Problem description → The records underneath are to be repeated exactly, with the pictures left out.

[Input start]

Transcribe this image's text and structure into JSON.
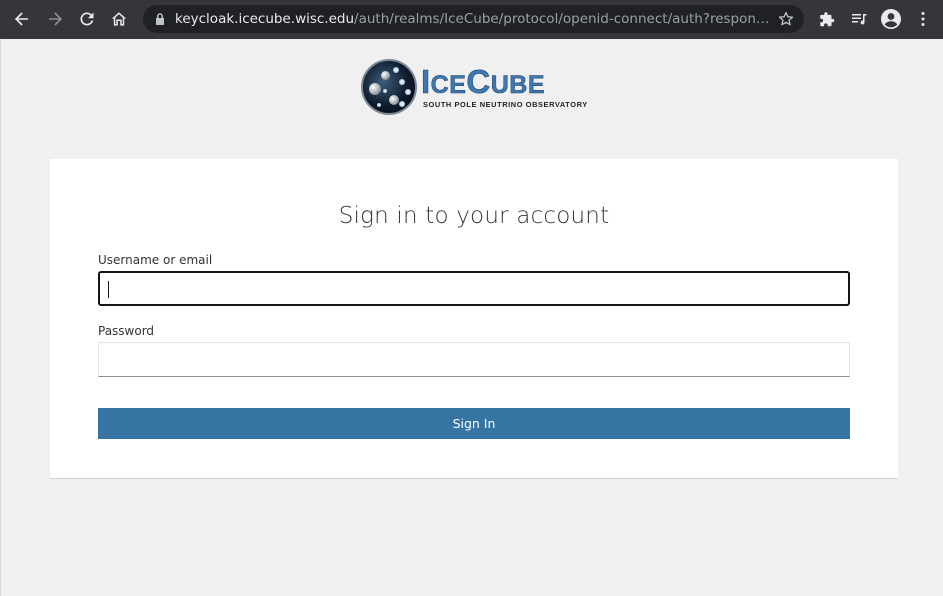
{
  "browser": {
    "url_host": "keycloak.icecube.wisc.edu",
    "url_path": "/auth/realms/IceCube/protocol/openid-connect/auth?respon…",
    "icons": [
      "back-icon",
      "forward-icon",
      "reload-icon",
      "home-icon",
      "lock-icon",
      "star-icon",
      "extensions-icon",
      "media-queue-icon",
      "profile-icon",
      "menu-icon"
    ]
  },
  "logo": {
    "title_big1": "I",
    "title_small1": "CE",
    "title_big2": "C",
    "title_small2": "UBE",
    "subtitle": "South Pole Neutrino Observatory"
  },
  "login": {
    "heading": "Sign in to your account",
    "username_label": "Username or email",
    "username_value": "",
    "password_label": "Password",
    "password_value": "",
    "submit_label": "Sign In"
  },
  "colors": {
    "button": "#3574a3",
    "toolbar": "#35363a",
    "omnibox": "#202124"
  }
}
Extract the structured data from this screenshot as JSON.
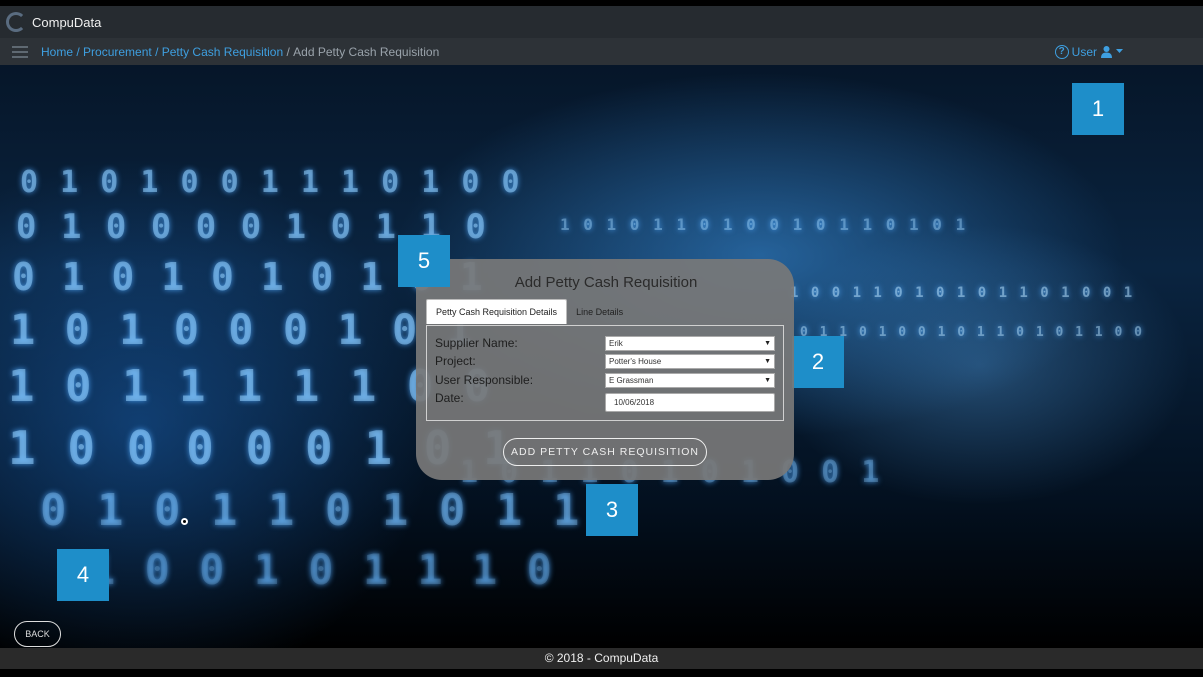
{
  "app": {
    "title": "CompuData"
  },
  "breadcrumb": {
    "items": [
      "Home",
      "Procurement",
      "Petty Cash Requisition"
    ],
    "current": "Add Petty Cash Requisition"
  },
  "user": {
    "label": "User",
    "help_icon": "question-circle-icon",
    "user_icon": "user-icon"
  },
  "dialog": {
    "title": "Add Petty Cash Requisition",
    "tabs": [
      {
        "label": "Petty Cash Requisition Details",
        "active": true
      },
      {
        "label": "Line Details",
        "active": false
      }
    ],
    "fields": {
      "supplier": {
        "label": "Supplier Name:",
        "value": "Erik"
      },
      "project": {
        "label": "Project:",
        "value": "Potter's House"
      },
      "user_responsible": {
        "label": "User Responsible:",
        "value": "E Grassman"
      },
      "date": {
        "label": "Date:",
        "value": "10/06/2018"
      }
    },
    "submit_label": "ADD PETTY CASH REQUISITION"
  },
  "markers": [
    "1",
    "2",
    "3",
    "4",
    "5"
  ],
  "back_label": "BACK",
  "footer": {
    "text": "© 2018 - CompuData"
  },
  "colors": {
    "accent": "#3e9fe0",
    "marker": "#1e8ec9"
  }
}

[Input end]

Expected output →
Transcribe this image's text and structure into JSON.
{
  "browser": {
    "url_host": "keycloak.icecube.wisc.edu",
    "url_path": "/auth/realms/IceCube/protocol/openid-connect/auth?respon…",
    "icons": [
      "back-icon",
      "forward-icon",
      "reload-icon",
      "home-icon",
      "lock-icon",
      "star-icon",
      "extensions-icon",
      "media-queue-icon",
      "profile-icon",
      "menu-icon"
    ]
  },
  "logo": {
    "title_big1": "I",
    "title_small1": "CE",
    "title_big2": "C",
    "title_small2": "UBE",
    "subtitle": "South Pole Neutrino Observatory"
  },
  "login": {
    "heading": "Sign in to your account",
    "username_label": "Username or email",
    "username_value": "",
    "password_label": "Password",
    "password_value": "",
    "submit_label": "Sign In"
  },
  "colors": {
    "button": "#3574a3",
    "toolbar": "#35363a",
    "omnibox": "#202124"
  }
}
Extract the structured data from this screenshot as JSON.
{
  "app": {
    "title": "CompuData"
  },
  "breadcrumb": {
    "items": [
      "Home",
      "Procurement",
      "Petty Cash Requisition"
    ],
    "current": "Add Petty Cash Requisition"
  },
  "user": {
    "label": "User",
    "help_icon": "question-circle-icon",
    "user_icon": "user-icon"
  },
  "dialog": {
    "title": "Add Petty Cash Requisition",
    "tabs": [
      {
        "label": "Petty Cash Requisition Details",
        "active": true
      },
      {
        "label": "Line Details",
        "active": false
      }
    ],
    "fields": {
      "supplier": {
        "label": "Supplier Name:",
        "value": "Erik"
      },
      "project": {
        "label": "Project:",
        "value": "Potter's House"
      },
      "user_responsible": {
        "label": "User Responsible:",
        "value": "E Grassman"
      },
      "date": {
        "label": "Date:",
        "value": "10/06/2018"
      }
    },
    "submit_label": "ADD PETTY CASH REQUISITION"
  },
  "markers": [
    "1",
    "2",
    "3",
    "4",
    "5"
  ],
  "back_label": "BACK",
  "footer": {
    "text": "© 2018 - CompuData"
  },
  "colors": {
    "accent": "#3e9fe0",
    "marker": "#1e8ec9"
  }
}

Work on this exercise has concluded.